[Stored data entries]
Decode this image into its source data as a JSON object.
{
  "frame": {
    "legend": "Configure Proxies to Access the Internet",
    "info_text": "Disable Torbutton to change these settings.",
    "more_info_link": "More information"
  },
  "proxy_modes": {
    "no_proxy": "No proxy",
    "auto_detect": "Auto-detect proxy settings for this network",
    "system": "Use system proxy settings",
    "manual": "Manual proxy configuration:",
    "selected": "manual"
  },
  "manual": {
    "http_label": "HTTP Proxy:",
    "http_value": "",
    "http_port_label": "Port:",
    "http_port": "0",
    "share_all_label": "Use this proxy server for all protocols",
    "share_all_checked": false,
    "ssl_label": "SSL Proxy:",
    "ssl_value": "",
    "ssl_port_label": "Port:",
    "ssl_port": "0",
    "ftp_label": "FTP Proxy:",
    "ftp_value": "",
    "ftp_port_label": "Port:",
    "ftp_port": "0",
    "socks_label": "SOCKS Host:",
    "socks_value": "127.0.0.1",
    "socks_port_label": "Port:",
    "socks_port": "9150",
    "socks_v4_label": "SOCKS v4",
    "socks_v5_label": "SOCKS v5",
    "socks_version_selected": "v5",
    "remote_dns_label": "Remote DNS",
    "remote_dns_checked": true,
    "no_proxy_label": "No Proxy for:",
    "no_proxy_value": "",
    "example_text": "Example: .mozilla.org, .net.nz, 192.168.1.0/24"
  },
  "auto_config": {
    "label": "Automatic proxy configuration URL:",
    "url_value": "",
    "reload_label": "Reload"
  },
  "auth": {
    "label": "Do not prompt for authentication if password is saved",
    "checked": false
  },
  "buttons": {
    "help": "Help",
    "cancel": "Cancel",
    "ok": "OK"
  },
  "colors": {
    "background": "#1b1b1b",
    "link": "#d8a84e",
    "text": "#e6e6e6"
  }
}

## What you should do
Write every record out again, unaltered.

## Task response
Decode this image into its source data as a JSON object.
{
  "frame": {
    "legend": "Configure Proxies to Access the Internet",
    "info_text": "Disable Torbutton to change these settings.",
    "more_info_link": "More information"
  },
  "proxy_modes": {
    "no_proxy": "No proxy",
    "auto_detect": "Auto-detect proxy settings for this network",
    "system": "Use system proxy settings",
    "manual": "Manual proxy configuration:",
    "selected": "manual"
  },
  "manual": {
    "http_label": "HTTP Proxy:",
    "http_value": "",
    "http_port_label": "Port:",
    "http_port": "0",
    "share_all_label": "Use this proxy server for all protocols",
    "share_all_checked": false,
    "ssl_label": "SSL Proxy:",
    "ssl_value": "",
    "ssl_port_label": "Port:",
    "ssl_port": "0",
    "ftp_label": "FTP Proxy:",
    "ftp_value": "",
    "ftp_port_label": "Port:",
    "ftp_port": "0",
    "socks_label": "SOCKS Host:",
    "socks_value": "127.0.0.1",
    "socks_port_label": "Port:",
    "socks_port": "9150",
    "socks_v4_label": "SOCKS v4",
    "socks_v5_label": "SOCKS v5",
    "socks_version_selected": "v5",
    "remote_dns_label": "Remote DNS",
    "remote_dns_checked": true,
    "no_proxy_label": "No Proxy for:",
    "no_proxy_value": "",
    "example_text": "Example: .mozilla.org, .net.nz, 192.168.1.0/24"
  },
  "auto_config": {
    "label": "Automatic proxy configuration URL:",
    "url_value": "",
    "reload_label": "Reload"
  },
  "auth": {
    "label": "Do not prompt for authentication if password is saved",
    "checked": false
  },
  "buttons": {
    "help": "Help",
    "cancel": "Cancel",
    "ok": "OK"
  },
  "colors": {
    "background": "#1b1b1b",
    "link": "#d8a84e",
    "text": "#e6e6e6"
  }
}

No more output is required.